REQUIRED WORK
Tally the lines that contain the string "image" and give the number by itself.

PROVIDED ENTRIES
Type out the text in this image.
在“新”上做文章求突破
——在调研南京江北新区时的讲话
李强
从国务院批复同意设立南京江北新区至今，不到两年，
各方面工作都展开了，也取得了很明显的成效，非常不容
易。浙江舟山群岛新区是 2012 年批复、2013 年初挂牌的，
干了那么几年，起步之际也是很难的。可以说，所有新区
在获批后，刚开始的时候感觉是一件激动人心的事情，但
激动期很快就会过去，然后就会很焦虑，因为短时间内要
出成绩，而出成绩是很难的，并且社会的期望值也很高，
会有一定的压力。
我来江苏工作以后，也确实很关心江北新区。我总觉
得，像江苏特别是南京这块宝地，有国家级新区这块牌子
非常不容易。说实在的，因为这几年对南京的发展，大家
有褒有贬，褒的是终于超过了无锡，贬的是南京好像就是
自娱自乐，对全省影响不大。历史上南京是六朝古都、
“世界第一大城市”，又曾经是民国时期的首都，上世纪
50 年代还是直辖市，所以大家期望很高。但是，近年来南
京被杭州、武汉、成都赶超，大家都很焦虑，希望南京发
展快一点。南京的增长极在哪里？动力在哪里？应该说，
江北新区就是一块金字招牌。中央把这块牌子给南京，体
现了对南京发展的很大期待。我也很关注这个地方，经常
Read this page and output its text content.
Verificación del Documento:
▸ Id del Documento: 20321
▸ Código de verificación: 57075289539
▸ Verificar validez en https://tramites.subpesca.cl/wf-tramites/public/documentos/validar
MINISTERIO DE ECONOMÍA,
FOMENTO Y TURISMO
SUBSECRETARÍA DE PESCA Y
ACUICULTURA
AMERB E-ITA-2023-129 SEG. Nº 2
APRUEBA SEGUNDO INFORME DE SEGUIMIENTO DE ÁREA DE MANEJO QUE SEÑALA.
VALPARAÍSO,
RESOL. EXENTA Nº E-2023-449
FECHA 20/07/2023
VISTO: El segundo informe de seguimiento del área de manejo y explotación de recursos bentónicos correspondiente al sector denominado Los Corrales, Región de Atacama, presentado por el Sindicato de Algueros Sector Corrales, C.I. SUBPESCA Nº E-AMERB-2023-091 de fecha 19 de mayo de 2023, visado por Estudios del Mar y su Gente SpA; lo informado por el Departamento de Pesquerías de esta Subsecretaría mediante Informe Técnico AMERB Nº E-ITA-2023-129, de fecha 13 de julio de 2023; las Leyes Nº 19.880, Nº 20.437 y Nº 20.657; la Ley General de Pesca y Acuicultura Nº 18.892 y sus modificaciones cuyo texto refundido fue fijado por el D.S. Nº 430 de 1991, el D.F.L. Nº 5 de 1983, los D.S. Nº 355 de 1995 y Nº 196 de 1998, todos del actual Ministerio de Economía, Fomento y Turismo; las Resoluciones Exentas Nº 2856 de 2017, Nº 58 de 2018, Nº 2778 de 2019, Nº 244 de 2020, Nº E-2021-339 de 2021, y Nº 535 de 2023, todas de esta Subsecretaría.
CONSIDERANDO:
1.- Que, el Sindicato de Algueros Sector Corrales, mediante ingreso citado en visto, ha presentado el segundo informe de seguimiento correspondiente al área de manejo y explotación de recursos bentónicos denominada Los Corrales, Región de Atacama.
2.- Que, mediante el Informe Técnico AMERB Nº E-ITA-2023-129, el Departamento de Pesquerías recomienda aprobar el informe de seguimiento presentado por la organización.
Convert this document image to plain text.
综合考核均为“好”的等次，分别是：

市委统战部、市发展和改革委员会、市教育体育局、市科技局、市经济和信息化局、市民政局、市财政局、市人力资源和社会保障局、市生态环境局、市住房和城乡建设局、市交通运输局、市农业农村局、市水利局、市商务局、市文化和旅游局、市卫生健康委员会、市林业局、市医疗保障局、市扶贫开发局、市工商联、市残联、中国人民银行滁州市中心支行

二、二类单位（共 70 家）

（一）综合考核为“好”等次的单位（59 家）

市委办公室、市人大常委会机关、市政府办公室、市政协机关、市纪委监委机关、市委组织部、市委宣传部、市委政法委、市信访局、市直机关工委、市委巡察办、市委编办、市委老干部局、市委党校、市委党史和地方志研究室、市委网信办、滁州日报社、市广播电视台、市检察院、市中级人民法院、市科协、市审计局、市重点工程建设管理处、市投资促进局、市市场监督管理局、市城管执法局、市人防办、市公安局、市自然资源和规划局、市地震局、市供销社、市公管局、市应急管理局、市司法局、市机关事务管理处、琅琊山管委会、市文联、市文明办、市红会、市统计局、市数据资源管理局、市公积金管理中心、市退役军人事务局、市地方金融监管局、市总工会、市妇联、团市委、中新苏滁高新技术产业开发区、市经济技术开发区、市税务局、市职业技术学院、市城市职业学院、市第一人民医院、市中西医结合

ANSWER
2